*Dataset entries*:
==*==
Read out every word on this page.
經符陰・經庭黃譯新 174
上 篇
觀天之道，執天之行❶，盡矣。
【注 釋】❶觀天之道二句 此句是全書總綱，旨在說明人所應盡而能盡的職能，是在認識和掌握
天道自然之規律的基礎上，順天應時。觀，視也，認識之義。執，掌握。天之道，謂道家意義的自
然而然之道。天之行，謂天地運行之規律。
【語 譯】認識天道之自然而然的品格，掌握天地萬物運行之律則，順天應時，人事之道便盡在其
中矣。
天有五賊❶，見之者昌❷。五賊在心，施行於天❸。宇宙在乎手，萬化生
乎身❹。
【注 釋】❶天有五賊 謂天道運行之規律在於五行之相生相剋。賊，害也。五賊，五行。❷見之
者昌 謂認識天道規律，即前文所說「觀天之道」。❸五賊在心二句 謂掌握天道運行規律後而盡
==*==
*Exercise*: Every entry should be printed again exactly as it stands.

*Response to the exercise*:
Read out every word on this page.
經符陰・經庭黃譯新 174
上 篇
觀天之道，執天之行❶，盡矣。
【注 釋】❶觀天之道二句 此句是全書總綱，旨在說明人所應盡而能盡的職能，是在認識和掌握
天道自然之規律的基礎上，順天應時。觀，視也，認識之義。執，掌握。天之道，謂道家意義的自
然而然之道。天之行，謂天地運行之規律。
【語 譯】認識天道之自然而然的品格，掌握天地萬物運行之律則，順天應時，人事之道便盡在其
中矣。
天有五賊❶，見之者昌❷。五賊在心，施行於天❸。宇宙在乎手，萬化生
乎身❹。
【注 釋】❶天有五賊 謂天道運行之規律在於五行之相生相剋。賊，害也。五賊，五行。❷見之
者昌 謂認識天道規律，即前文所說「觀天之道」。❸五賊在心二句 謂掌握天道運行規律後而盡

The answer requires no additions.